**WORK INSTRUCTIONS**
Every entry here needs to be repeated exactly.

* * *

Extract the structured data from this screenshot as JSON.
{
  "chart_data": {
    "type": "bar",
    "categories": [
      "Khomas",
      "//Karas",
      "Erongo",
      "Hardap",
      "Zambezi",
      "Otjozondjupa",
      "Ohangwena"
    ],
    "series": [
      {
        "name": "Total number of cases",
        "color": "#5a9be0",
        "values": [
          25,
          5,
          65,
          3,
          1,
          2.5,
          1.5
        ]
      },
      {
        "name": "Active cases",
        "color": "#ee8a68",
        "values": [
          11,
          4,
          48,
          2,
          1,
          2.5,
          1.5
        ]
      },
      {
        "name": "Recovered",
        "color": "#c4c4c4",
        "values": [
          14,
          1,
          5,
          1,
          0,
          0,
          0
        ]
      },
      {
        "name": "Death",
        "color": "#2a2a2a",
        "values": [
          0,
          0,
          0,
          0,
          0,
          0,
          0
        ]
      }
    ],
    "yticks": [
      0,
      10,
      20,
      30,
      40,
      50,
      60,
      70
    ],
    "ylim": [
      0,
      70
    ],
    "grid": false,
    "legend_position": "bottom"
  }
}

* * *

**ANSWER TO THIS EXERCISE**
Extract the structured data from this screenshot as JSON.
{
  "chart_data": {
    "type": "bar",
    "categories": [
      "Khomas",
      "//Karas",
      "Erongo",
      "Hardap",
      "Zambezi",
      "Otjozondjupa",
      "Ohangwena"
    ],
    "series": [
      {
        "name": "Total number of cases",
        "color": "#5a9be0",
        "values": [
          25,
          5,
          65,
          3,
          1,
          2.5,
          1.5
        ]
      },
      {
        "name": "Active cases",
        "color": "#ee8a68",
        "values": [
          11,
          4,
          48,
          2,
          1,
          2.5,
          1.5
        ]
      },
      {
        "name": "Recovered",
        "color": "#c4c4c4",
        "values": [
          14,
          1,
          5,
          1,
          0,
          0,
          0
        ]
      },
      {
        "name": "Death",
        "color": "#2a2a2a",
        "values": [
          0,
          0,
          0,
          0,
          0,
          0,
          0
        ]
      }
    ],
    "yticks": [
      0,
      10,
      20,
      30,
      40,
      50,
      60,
      70
    ],
    "ylim": [
      0,
      70
    ],
    "grid": false,
    "legend_position": "bottom"
  }
}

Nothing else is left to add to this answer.